Сильное иррациональное поведение подрывает прежнюю иррациональность. Так, иррациональный российский легитимизм в СНГ 1991–2014 годов Крымом обнулился. Возникла новая репутация — иррациональный экспансионизм.

Что этим достигается? Новая репутация «дешевле» и ее трудней опровергнуть. Достигнут важный в сдерживании психологический эффект автоматизма. Московский «безумец» — биоавтомат с неизвестной программой, которой вы не знаете. Зато вы знаете, что он умеет не оценивать действий рационально. Чьих? И это неясно! То ли ваших, то ли и своих также.

Агрессивно-упрямый мозг. Системе РФ не удалось сформулировать ни национальные интересы России, ни ее стратегию, ни переиграть Запад в длительной игре. Все это она заменила агрессивно-упрямой волей, предъявляемой в действии. Такая демонстрация заменяет знаменитый «автоматизм реагирования» эпохи Холодной войны. Тот самый автоматизм «дня Х», полностью отделенный от анализа выгод и потерь. И тут речи хулигана, талантливо имитированные М. Захаровой и министром Лавровым, оказываются функциональны. Они — бесспорное доказательство стратегического «безумия». Бранчливое, хамское хулиганство, почти не зависящее от повода к нему, — это вербальная форма стратегического автоматизма. Оно диктует новую речевую норму: говорящий мягче Маши Захаровой явно ненадежен.

Maitre de jeu. Путин — хозяин игры. Но важное условие: вы не должны раскусить, играет ли он психа (или не играет, а есть). Крым — это стратегический капитал одержимости. Путин создал это капитал. Но куда ему и как его инвестировать — в Трампа?

● ЗАДАЧА
Как будет звучать часть фрагмента, которая начинается со слов «Сильное иррациональное поведение» и заканчивается словами «и своих также.», если заменить в ней «репутация» на «слава»?

[Записи об элементах и их координатах]
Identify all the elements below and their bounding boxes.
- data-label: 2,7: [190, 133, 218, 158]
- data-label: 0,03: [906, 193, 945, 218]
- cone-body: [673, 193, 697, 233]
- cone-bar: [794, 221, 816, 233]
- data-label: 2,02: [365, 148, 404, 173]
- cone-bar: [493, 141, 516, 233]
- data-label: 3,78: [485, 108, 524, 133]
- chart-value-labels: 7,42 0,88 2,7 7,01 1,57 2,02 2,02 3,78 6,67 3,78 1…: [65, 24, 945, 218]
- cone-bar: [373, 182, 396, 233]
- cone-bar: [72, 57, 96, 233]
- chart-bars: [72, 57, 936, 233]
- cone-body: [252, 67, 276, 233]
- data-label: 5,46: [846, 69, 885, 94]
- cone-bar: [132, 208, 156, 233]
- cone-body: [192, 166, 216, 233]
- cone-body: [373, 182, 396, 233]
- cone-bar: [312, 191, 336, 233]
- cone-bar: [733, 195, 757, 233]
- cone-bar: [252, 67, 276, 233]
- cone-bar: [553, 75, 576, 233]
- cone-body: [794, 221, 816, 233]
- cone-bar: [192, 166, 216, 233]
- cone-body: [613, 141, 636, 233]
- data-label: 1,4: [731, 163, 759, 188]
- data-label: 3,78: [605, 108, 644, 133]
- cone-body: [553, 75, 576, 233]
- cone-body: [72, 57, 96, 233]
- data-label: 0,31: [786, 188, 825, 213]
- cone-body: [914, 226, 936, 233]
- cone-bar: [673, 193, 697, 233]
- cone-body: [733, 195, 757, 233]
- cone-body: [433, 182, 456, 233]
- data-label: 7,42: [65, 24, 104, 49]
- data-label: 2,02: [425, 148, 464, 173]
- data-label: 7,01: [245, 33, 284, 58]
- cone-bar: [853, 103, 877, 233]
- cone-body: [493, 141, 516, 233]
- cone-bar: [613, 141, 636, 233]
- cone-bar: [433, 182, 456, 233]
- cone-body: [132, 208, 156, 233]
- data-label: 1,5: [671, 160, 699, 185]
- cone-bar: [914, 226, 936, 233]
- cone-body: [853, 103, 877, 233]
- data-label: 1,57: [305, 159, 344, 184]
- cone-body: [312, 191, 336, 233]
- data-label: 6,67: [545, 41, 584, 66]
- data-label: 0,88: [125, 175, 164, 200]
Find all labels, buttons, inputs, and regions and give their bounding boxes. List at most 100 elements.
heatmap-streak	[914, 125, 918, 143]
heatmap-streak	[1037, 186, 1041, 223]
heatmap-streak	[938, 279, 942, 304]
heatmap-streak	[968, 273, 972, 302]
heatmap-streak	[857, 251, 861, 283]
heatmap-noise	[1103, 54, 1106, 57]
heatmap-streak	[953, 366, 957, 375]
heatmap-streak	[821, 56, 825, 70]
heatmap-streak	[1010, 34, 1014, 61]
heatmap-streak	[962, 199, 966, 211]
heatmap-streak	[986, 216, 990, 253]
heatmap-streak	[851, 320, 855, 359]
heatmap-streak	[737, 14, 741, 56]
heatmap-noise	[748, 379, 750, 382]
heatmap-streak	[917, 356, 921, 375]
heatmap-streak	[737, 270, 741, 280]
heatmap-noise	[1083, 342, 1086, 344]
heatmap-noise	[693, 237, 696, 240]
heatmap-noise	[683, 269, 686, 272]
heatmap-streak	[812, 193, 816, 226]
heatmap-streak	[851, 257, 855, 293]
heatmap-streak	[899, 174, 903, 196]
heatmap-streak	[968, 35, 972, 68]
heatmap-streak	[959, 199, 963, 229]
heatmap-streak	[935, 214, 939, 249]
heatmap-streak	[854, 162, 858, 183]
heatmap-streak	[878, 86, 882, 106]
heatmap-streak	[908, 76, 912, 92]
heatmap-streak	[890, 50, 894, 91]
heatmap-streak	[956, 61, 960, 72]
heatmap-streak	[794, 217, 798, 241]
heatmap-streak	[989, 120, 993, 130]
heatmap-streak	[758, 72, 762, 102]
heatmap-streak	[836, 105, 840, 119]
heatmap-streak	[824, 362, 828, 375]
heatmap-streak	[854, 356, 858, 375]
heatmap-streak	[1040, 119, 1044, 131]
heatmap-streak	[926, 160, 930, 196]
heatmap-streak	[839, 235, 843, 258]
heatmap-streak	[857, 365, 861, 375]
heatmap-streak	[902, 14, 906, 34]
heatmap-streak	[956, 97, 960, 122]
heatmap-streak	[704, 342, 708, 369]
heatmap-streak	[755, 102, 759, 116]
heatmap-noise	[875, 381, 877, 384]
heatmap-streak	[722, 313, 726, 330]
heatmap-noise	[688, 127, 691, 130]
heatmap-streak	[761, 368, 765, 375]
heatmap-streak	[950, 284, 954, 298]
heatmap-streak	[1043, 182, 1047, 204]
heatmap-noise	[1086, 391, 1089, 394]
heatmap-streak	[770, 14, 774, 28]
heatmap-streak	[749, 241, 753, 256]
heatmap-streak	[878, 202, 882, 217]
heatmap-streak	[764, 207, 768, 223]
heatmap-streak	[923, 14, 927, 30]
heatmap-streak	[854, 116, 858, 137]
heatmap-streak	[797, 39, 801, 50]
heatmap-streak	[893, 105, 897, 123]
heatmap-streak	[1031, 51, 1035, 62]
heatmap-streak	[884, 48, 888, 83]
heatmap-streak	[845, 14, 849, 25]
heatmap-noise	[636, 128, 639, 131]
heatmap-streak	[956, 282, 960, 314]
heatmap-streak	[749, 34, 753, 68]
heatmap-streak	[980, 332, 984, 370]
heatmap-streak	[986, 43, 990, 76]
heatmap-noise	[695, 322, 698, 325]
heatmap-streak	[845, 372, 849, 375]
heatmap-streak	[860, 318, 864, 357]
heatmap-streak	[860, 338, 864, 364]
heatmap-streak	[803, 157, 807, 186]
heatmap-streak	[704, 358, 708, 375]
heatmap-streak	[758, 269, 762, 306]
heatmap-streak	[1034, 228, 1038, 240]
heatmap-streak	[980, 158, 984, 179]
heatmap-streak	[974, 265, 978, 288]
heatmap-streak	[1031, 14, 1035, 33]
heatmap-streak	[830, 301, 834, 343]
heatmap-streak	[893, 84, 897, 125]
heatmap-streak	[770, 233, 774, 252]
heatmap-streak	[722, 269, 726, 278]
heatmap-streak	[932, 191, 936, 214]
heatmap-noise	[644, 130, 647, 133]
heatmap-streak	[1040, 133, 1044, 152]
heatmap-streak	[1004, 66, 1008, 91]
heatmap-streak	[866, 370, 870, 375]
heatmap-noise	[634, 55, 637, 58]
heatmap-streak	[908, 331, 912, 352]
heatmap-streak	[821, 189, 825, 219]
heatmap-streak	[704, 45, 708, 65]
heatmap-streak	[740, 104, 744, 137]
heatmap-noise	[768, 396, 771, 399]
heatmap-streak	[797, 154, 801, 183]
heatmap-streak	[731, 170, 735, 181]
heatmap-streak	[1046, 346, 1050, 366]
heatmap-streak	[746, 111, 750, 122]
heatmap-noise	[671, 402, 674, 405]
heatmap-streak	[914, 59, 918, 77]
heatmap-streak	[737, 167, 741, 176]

● РЕЗУЛЬТАТ
Сильное иррациональное поведение подрывает прежнюю иррациональность. Так, иррациональный российский легитимизм в СНГ 1991–2014 годов Крымом обнулился. Возникла новая слава — иррациональный экспансионизм.

Что этим достигается? Новая слава «дешевле» и ее трудней опровергнуть. Достигнут важный в сдерживании психологический эффект автоматизма. Московский «безумец» — биоавтомат с неизвестной программой, которой вы не знаете. Зато вы знаете, что он умеет не оценивать действий рационально. Чьих? И это неясно! То ли ваших, то ли и своих также.